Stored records
--- START ---

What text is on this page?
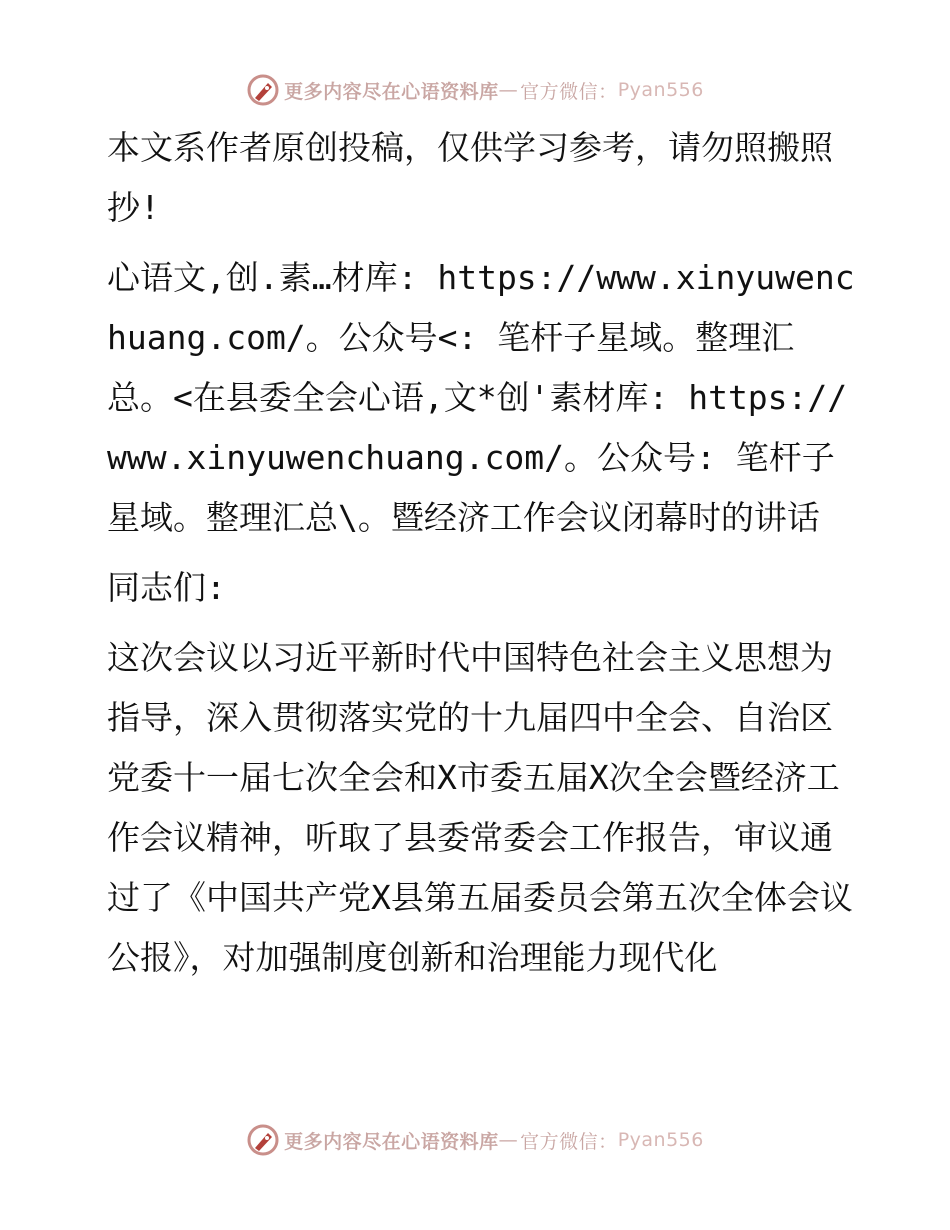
更多内容尽在心语资料库 — 官方微信： Pyan556

本文系作者原创投稿，仅供学习参考，请勿照搬照抄!

心语文,创.素…材库: https://www.xinyuwenchuang.com/。公众号<: 笔杆子星域。整理汇总。<在县委全会心语,文*创'素材库: https://www.xinyuwenchuang.com/。公众号: 笔杆子星域。整理汇总\。暨经济工作会议闭幕时的讲话

同志们:

这次会议以习近平新时代中国特色社会主义思想为指导，深入贯彻落实党的十九届四中全会、自治区党委十一届七次全会和X市委五届X次全会暨经济工作会议精神，听取了县委常委会工作报告，审议通过了《中国共产党X县第五届委员会第五次全体会议公报》，对加强制度创新和治理能力现代化

更多内容尽在心语资料库 — 官方微信： Pyan556
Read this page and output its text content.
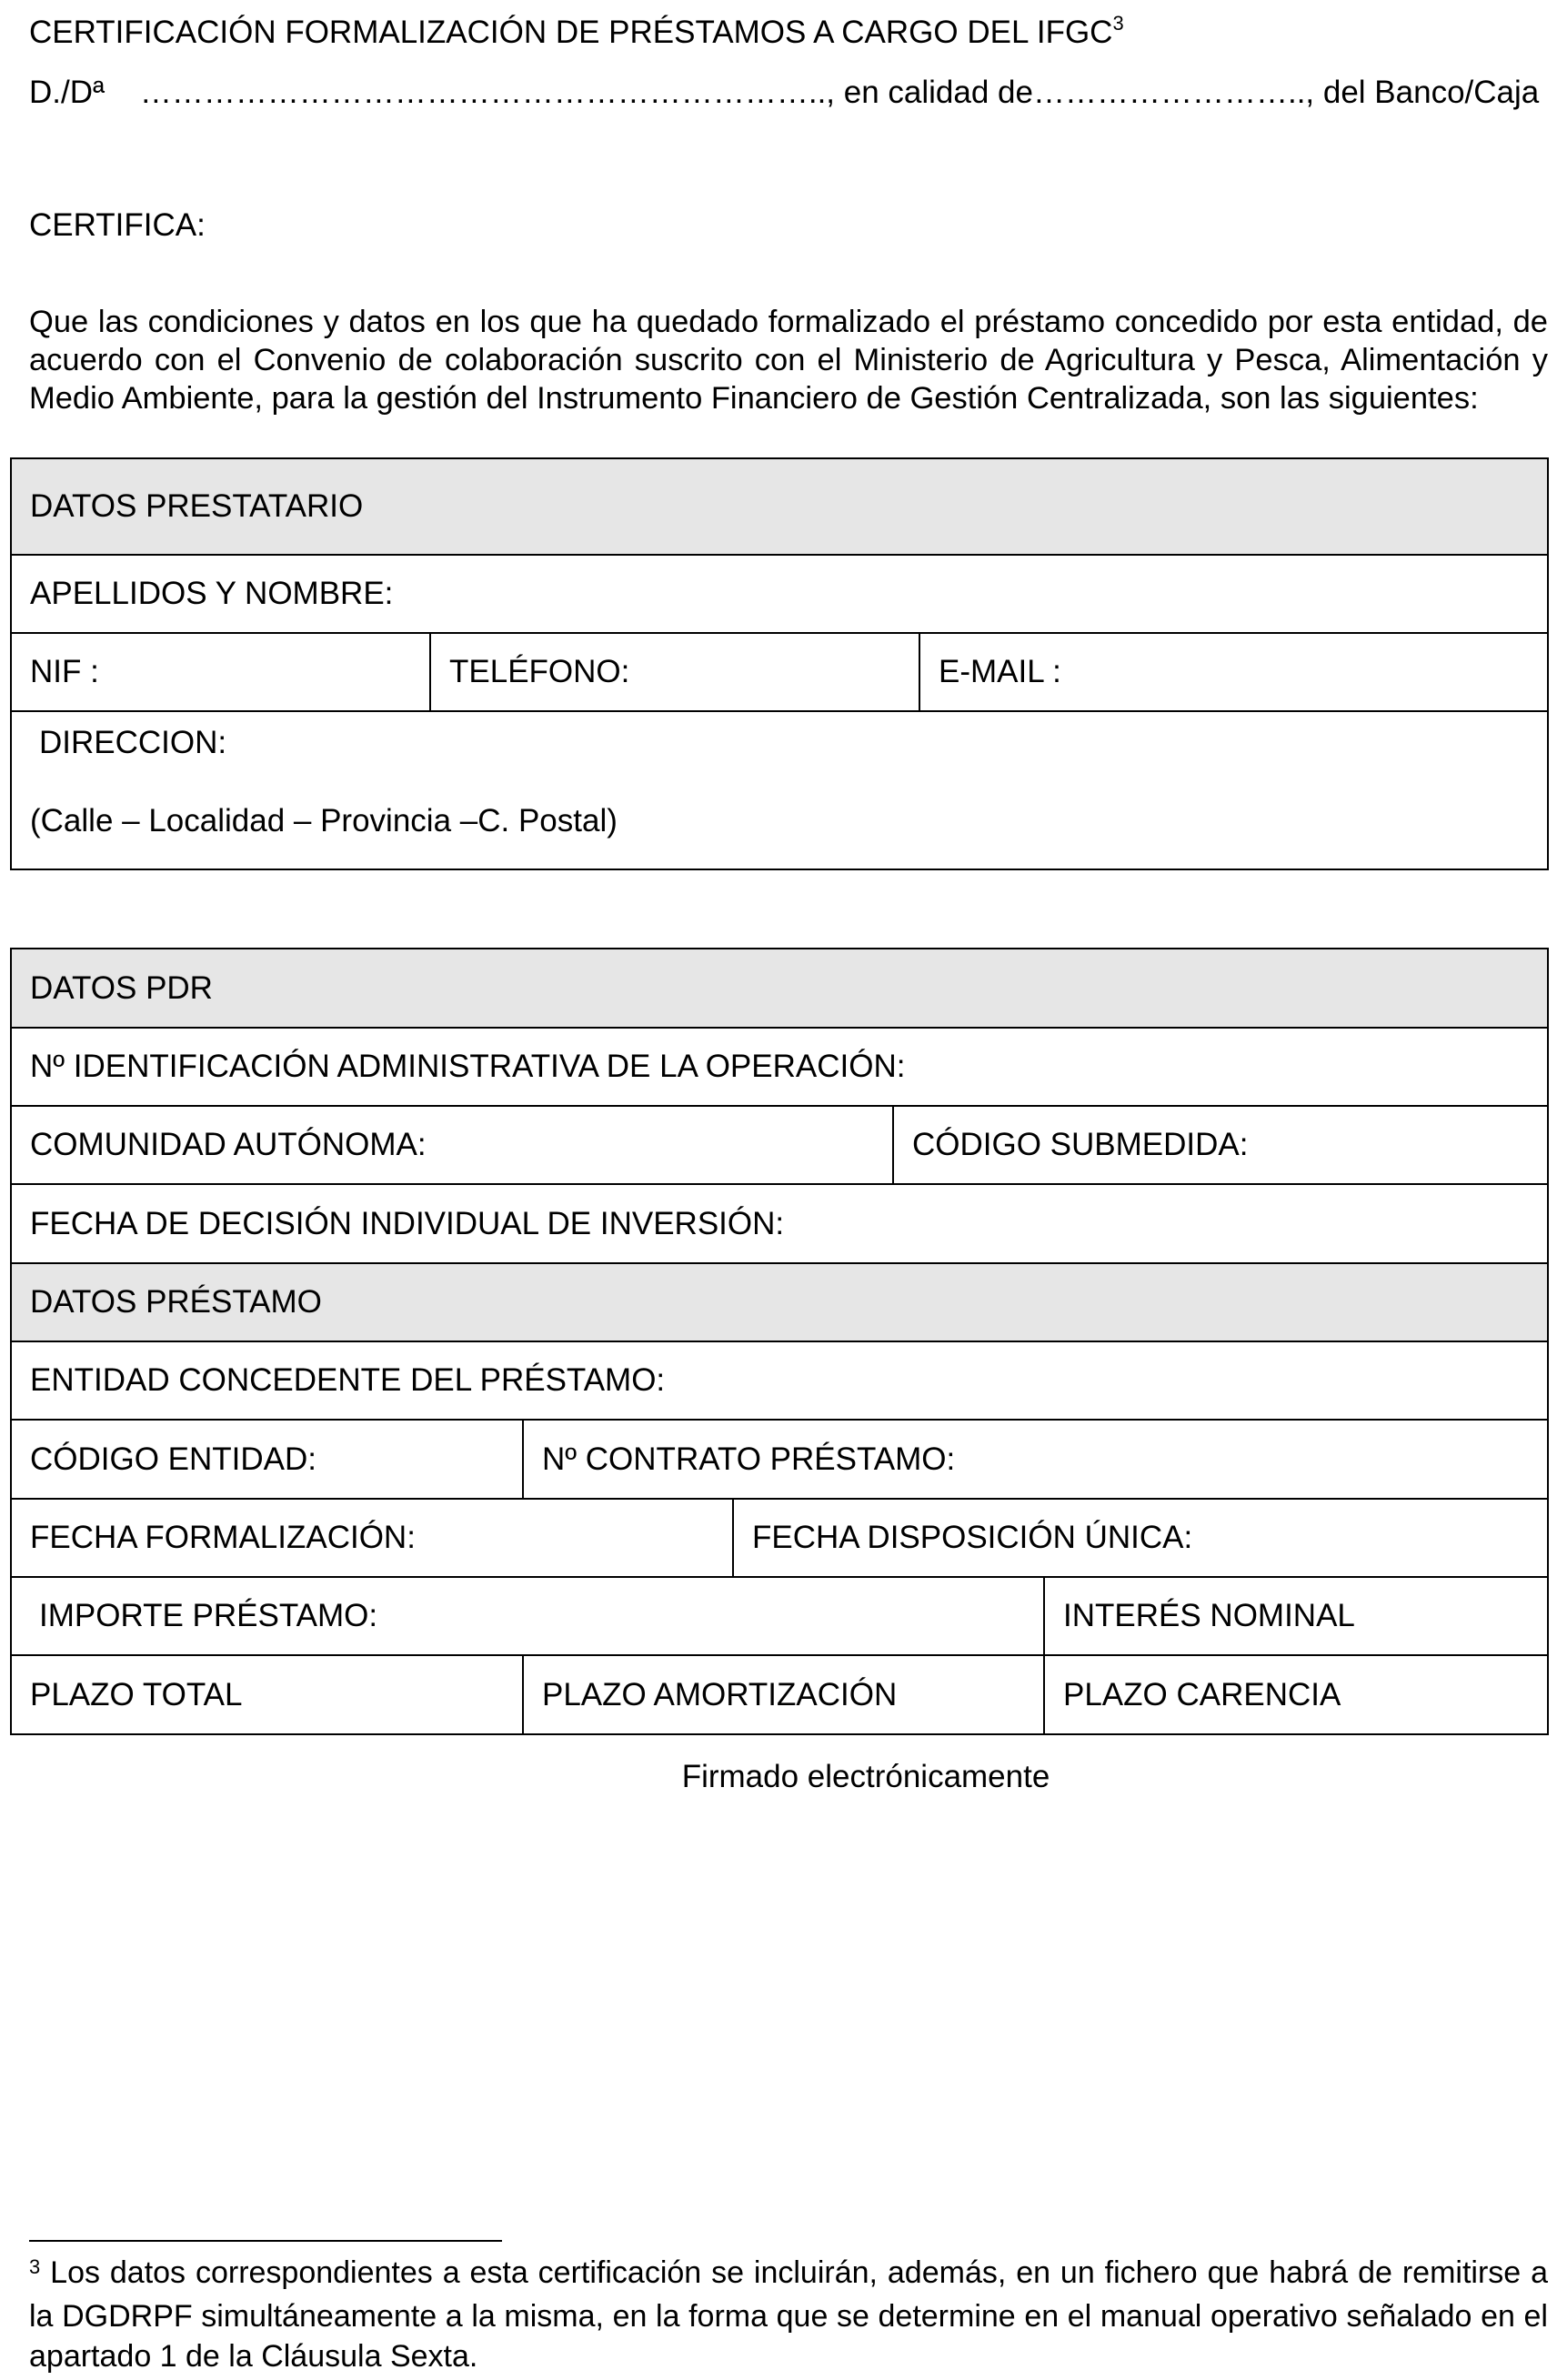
CERTIFICACIÓN FORMALIZACIÓN DE PRÉSTAMOS A CARGO DEL IFGC$^3$
D./Dª    ……………………………………………………….., en calidad de…………………….., del Banco/Caja
CERTIFICA:
Que las condiciones y datos en los que ha quedado formalizado el préstamo concedido por esta entidad, de acuerdo con el Convenio de colaboración suscrito con el Ministerio de Agricultura y Pesca, Alimentación y Medio Ambiente, para la gestión del Instrumento Financiero de Gestión Centralizada, son las siguientes:
DATOS PRESTATARIO
APELLIDOS Y NOMBRE:
NIF :	TELÉFONO:	E-MAIL :

DIRECCION:
(Calle – Localidad – Provincia –C. Postal)
DATOS PDR				
Nº IDENTIFICACIÓN ADMINISTRATIVA DE LA OPERACIÓN:				
COMUNIDAD AUTÓNOMA:			CÓDIGO SUBMEDIDA:	
FECHA DE DECISIÓN INDIVIDUAL DE INVERSIÓN:				
DATOS PRÉSTAMO				
ENTIDAD CONCEDENTE DEL PRÉSTAMO:				
CÓDIGO ENTIDAD:	Nº CONTRATO PRÉSTAMO:			
FECHA FORMALIZACIÓN:		FECHA DISPOSICIÓN ÚNICA:		
IMPORTE PRÉSTAMO:				INTERÉS NOMINAL
PLAZO TOTAL	PLAZO AMORTIZACIÓN			PLAZO CARENCIA
Firmado electrónicamente
$^3$ Los datos correspondientes a esta certificación se incluirán, además, en un fichero que habrá de remitirse a la DGDRPF simultáneamente a la misma, en la forma que se determine en el manual operativo señalado en el apartado 1 de la Cláusula Sexta.
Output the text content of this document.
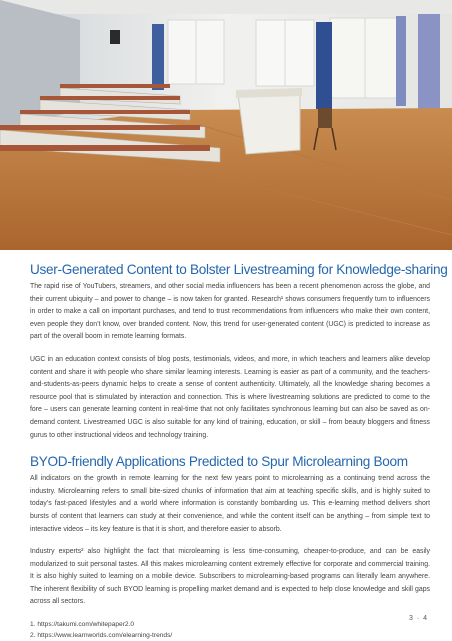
User-Generated Content to Bolster Livestreaming for Knowledge-sharing

The rapid rise of YouTubers, streamers, and other social media influencers has been a recent phenomenon across the globe, and their current ubiquity – and power to change – is now taken for granted. Research¹ shows consumers frequently turn to influencers in order to make a call on important purchases, and tend to trust recommendations from influencers who make their own content, even people they don’t know, over branded content. Now, this trend for user-generated content (UGC) is predicted to increase as part of the overall boom in remote learning formats.

UGC in an education context consists of blog posts, testimonials, videos, and more, in which teachers and learners alike develop content and share it with people who share similar learning interests. Learning is easier as part of a community, and the teachers-and-students-as-peers dynamic helps to create a sense of content authenticity. Ultimately, all the knowledge sharing becomes a resource pool that is stimulated by interaction and connection. This is where livestreaming solutions are predicted to come to the fore – users can generate learning content in real-time that not only facilitates synchronous learning but can also be saved as on-demand content. Livestreamed UGC is also suitable for any kind of training, education, or skill – from beauty bloggers and fitness gurus to other instructional videos and technology training.

BYOD-friendly Applications Predicted to Spur Microlearning Boom

All indicators on the growth in remote learning for the next few years point to microlearning as a continuing trend across the industry. Microlearning refers to small bite-sized chunks of information that aim at teaching specific skills, and is highly suited to today’s fast-paced lifestyles and a world where information is constantly bombarding us. This e-learning method delivers short bursts of content that learners can study at their convenience, and while the content itself can be anything – from simple text to interactive videos – its key feature is that it is short, and therefore easier to absorb.

Industry experts² also highlight the fact that microlearning is less time-consuming, cheaper-to-produce, and can be easily modularized to suit personal tastes. All this makes microlearning content extremely effective for corporate and commercial training. It is also highly suited to learning on a mobile device. Subscribers to microlearning-based programs can literally learn anywhere. The inherent flexibility of such BYOD learning is propelling market demand and is expected to help close knowledge and skill gaps across all sectors.

1. https://takumi.com/whitepaper2.0

2. https://www.learnworlds.com/elearning-trends/

3 · 4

--- END ---

Work to complete = Copy all lines from the material that include "CÓDIGO".

Answer in full =
COMUNIDAD AUTÓNOMA:			CÓDIGO SUBMEDIDA:	
CÓDIGO ENTIDAD:	Nº CONTRATO PRÉSTAMO:			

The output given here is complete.